**EXERCISE DETAILS**
Reproduce the lines of the material exactly, excluding every image.

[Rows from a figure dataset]
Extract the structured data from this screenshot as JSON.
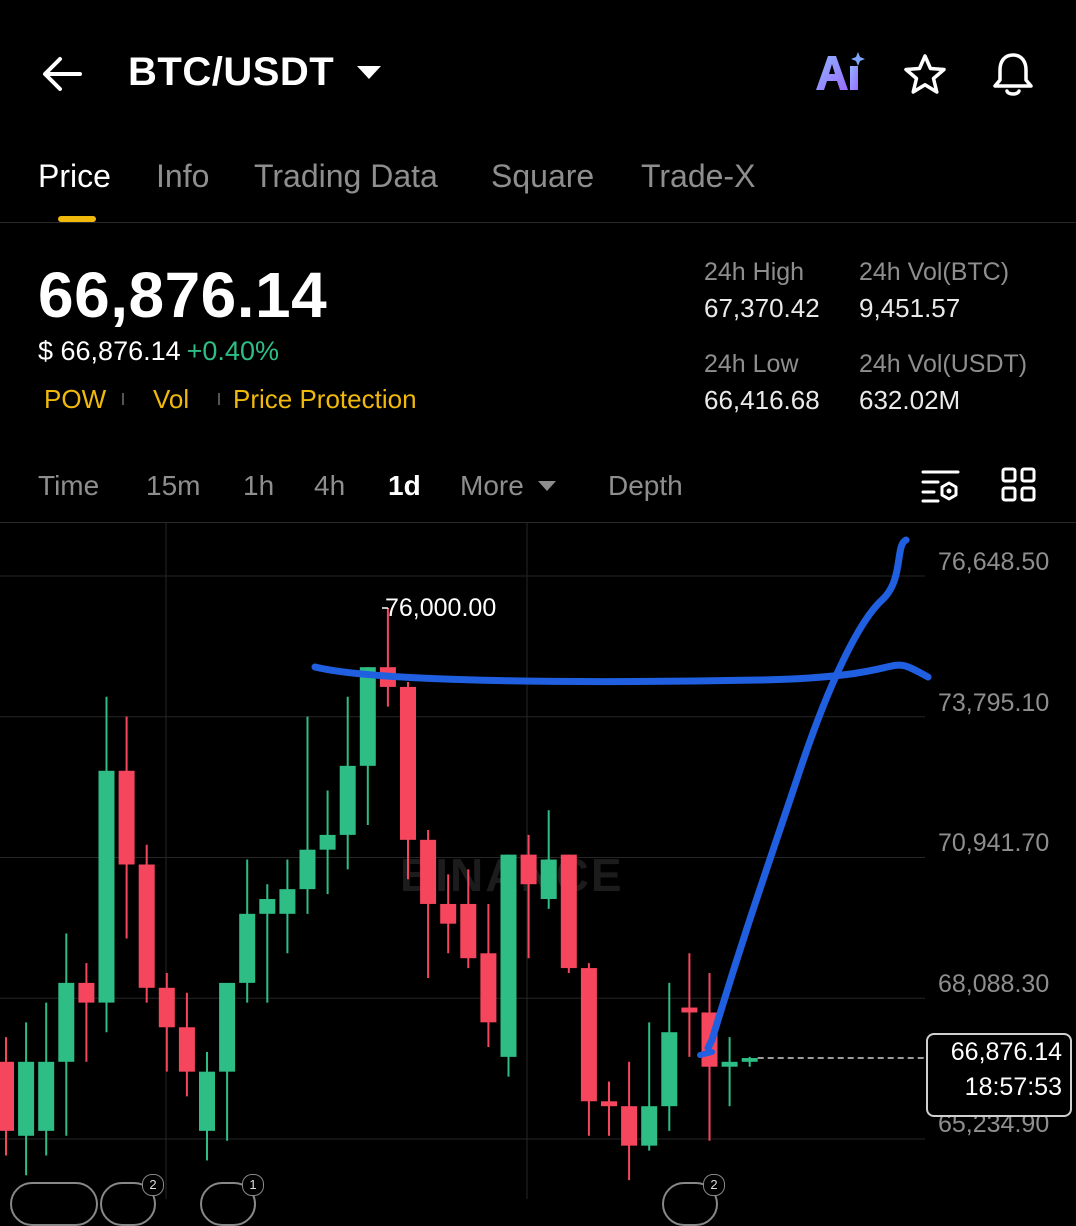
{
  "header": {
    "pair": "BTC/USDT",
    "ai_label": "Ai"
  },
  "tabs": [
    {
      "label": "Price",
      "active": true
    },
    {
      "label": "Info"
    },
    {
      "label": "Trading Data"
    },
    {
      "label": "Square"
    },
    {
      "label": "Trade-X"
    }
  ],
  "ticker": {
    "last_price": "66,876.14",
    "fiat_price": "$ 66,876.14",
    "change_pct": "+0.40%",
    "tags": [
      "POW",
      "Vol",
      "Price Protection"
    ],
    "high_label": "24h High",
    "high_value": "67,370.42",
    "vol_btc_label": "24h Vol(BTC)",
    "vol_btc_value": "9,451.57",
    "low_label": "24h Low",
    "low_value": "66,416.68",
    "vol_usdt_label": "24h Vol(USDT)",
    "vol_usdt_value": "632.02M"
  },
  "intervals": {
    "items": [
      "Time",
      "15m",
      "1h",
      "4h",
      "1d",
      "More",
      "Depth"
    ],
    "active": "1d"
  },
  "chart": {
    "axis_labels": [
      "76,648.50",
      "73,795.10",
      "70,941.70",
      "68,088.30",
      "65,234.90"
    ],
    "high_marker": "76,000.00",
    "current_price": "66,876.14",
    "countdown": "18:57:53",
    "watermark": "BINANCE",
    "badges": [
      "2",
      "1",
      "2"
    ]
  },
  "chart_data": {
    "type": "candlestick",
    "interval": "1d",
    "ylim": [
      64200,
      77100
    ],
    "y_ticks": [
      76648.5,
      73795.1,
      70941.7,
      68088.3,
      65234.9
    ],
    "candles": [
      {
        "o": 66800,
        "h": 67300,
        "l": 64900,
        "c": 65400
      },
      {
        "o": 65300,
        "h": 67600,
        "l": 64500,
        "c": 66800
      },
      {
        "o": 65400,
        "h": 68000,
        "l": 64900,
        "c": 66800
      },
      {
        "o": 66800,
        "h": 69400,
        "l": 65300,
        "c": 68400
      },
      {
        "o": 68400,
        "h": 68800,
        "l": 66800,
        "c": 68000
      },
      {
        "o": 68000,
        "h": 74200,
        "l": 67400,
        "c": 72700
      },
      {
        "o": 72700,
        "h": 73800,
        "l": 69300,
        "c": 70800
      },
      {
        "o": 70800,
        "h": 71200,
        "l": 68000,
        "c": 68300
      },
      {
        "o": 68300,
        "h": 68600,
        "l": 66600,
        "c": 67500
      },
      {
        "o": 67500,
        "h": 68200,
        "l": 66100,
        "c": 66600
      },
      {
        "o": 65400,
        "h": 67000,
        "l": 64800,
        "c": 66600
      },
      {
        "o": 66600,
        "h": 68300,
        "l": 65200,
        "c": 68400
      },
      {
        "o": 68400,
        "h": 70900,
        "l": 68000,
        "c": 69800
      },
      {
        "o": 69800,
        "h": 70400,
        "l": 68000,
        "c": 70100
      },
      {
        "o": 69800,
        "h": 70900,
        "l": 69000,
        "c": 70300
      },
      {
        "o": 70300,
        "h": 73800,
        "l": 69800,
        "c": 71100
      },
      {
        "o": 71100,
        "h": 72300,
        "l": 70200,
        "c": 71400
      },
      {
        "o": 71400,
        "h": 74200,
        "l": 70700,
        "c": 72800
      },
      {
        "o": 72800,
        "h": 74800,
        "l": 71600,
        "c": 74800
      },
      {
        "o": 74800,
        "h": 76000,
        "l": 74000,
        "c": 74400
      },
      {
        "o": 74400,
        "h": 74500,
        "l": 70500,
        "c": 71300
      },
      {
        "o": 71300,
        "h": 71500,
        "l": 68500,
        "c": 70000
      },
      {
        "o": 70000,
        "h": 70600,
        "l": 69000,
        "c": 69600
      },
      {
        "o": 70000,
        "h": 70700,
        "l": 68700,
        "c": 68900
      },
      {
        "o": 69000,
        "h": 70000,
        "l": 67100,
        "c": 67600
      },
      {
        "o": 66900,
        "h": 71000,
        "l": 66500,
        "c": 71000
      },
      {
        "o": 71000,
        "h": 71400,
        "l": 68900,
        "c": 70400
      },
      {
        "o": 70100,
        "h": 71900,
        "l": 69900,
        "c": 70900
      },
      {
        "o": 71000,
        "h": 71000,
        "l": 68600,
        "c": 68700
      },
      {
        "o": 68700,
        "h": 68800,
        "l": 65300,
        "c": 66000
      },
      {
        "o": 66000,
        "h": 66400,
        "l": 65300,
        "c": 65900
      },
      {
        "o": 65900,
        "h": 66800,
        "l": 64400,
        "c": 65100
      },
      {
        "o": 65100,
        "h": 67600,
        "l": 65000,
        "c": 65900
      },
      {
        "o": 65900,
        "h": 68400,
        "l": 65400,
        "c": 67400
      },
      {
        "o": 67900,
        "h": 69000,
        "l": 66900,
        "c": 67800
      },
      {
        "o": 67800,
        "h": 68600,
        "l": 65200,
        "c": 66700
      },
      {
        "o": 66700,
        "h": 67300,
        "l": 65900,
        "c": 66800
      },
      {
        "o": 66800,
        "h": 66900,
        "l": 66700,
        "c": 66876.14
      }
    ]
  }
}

**EXERCISE SOLUTION**
Extract the structured data from this screenshot as JSON.
{
  "header": {
    "pair": "BTC/USDT",
    "ai_label": "Ai"
  },
  "tabs": [
    {
      "label": "Price",
      "active": true
    },
    {
      "label": "Info"
    },
    {
      "label": "Trading Data"
    },
    {
      "label": "Square"
    },
    {
      "label": "Trade-X"
    }
  ],
  "ticker": {
    "last_price": "66,876.14",
    "fiat_price": "$ 66,876.14",
    "change_pct": "+0.40%",
    "tags": [
      "POW",
      "Vol",
      "Price Protection"
    ],
    "high_label": "24h High",
    "high_value": "67,370.42",
    "vol_btc_label": "24h Vol(BTC)",
    "vol_btc_value": "9,451.57",
    "low_label": "24h Low",
    "low_value": "66,416.68",
    "vol_usdt_label": "24h Vol(USDT)",
    "vol_usdt_value": "632.02M"
  },
  "intervals": {
    "items": [
      "Time",
      "15m",
      "1h",
      "4h",
      "1d",
      "More",
      "Depth"
    ],
    "active": "1d"
  },
  "chart": {
    "axis_labels": [
      "76,648.50",
      "73,795.10",
      "70,941.70",
      "68,088.30",
      "65,234.90"
    ],
    "high_marker": "76,000.00",
    "current_price": "66,876.14",
    "countdown": "18:57:53",
    "watermark": "BINANCE",
    "badges": [
      "2",
      "1",
      "2"
    ]
  },
  "chart_data": {
    "type": "candlestick",
    "interval": "1d",
    "ylim": [
      64200,
      77100
    ],
    "y_ticks": [
      76648.5,
      73795.1,
      70941.7,
      68088.3,
      65234.9
    ],
    "candles": [
      {
        "o": 66800,
        "h": 67300,
        "l": 64900,
        "c": 65400
      },
      {
        "o": 65300,
        "h": 67600,
        "l": 64500,
        "c": 66800
      },
      {
        "o": 65400,
        "h": 68000,
        "l": 64900,
        "c": 66800
      },
      {
        "o": 66800,
        "h": 69400,
        "l": 65300,
        "c": 68400
      },
      {
        "o": 68400,
        "h": 68800,
        "l": 66800,
        "c": 68000
      },
      {
        "o": 68000,
        "h": 74200,
        "l": 67400,
        "c": 72700
      },
      {
        "o": 72700,
        "h": 73800,
        "l": 69300,
        "c": 70800
      },
      {
        "o": 70800,
        "h": 71200,
        "l": 68000,
        "c": 68300
      },
      {
        "o": 68300,
        "h": 68600,
        "l": 66600,
        "c": 67500
      },
      {
        "o": 67500,
        "h": 68200,
        "l": 66100,
        "c": 66600
      },
      {
        "o": 65400,
        "h": 67000,
        "l": 64800,
        "c": 66600
      },
      {
        "o": 66600,
        "h": 68300,
        "l": 65200,
        "c": 68400
      },
      {
        "o": 68400,
        "h": 70900,
        "l": 68000,
        "c": 69800
      },
      {
        "o": 69800,
        "h": 70400,
        "l": 68000,
        "c": 70100
      },
      {
        "o": 69800,
        "h": 70900,
        "l": 69000,
        "c": 70300
      },
      {
        "o": 70300,
        "h": 73800,
        "l": 69800,
        "c": 71100
      },
      {
        "o": 71100,
        "h": 72300,
        "l": 70200,
        "c": 71400
      },
      {
        "o": 71400,
        "h": 74200,
        "l": 70700,
        "c": 72800
      },
      {
        "o": 72800,
        "h": 74800,
        "l": 71600,
        "c": 74800
      },
      {
        "o": 74800,
        "h": 76000,
        "l": 74000,
        "c": 74400
      },
      {
        "o": 74400,
        "h": 74500,
        "l": 70500,
        "c": 71300
      },
      {
        "o": 71300,
        "h": 71500,
        "l": 68500,
        "c": 70000
      },
      {
        "o": 70000,
        "h": 70600,
        "l": 69000,
        "c": 69600
      },
      {
        "o": 70000,
        "h": 70700,
        "l": 68700,
        "c": 68900
      },
      {
        "o": 69000,
        "h": 70000,
        "l": 67100,
        "c": 67600
      },
      {
        "o": 66900,
        "h": 71000,
        "l": 66500,
        "c": 71000
      },
      {
        "o": 71000,
        "h": 71400,
        "l": 68900,
        "c": 70400
      },
      {
        "o": 70100,
        "h": 71900,
        "l": 69900,
        "c": 70900
      },
      {
        "o": 71000,
        "h": 71000,
        "l": 68600,
        "c": 68700
      },
      {
        "o": 68700,
        "h": 68800,
        "l": 65300,
        "c": 66000
      },
      {
        "o": 66000,
        "h": 66400,
        "l": 65300,
        "c": 65900
      },
      {
        "o": 65900,
        "h": 66800,
        "l": 64400,
        "c": 65100
      },
      {
        "o": 65100,
        "h": 67600,
        "l": 65000,
        "c": 65900
      },
      {
        "o": 65900,
        "h": 68400,
        "l": 65400,
        "c": 67400
      },
      {
        "o": 67900,
        "h": 69000,
        "l": 66900,
        "c": 67800
      },
      {
        "o": 67800,
        "h": 68600,
        "l": 65200,
        "c": 66700
      },
      {
        "o": 66700,
        "h": 67300,
        "l": 65900,
        "c": 66800
      },
      {
        "o": 66800,
        "h": 66900,
        "l": 66700,
        "c": 66876.14
      }
    ]
  }
}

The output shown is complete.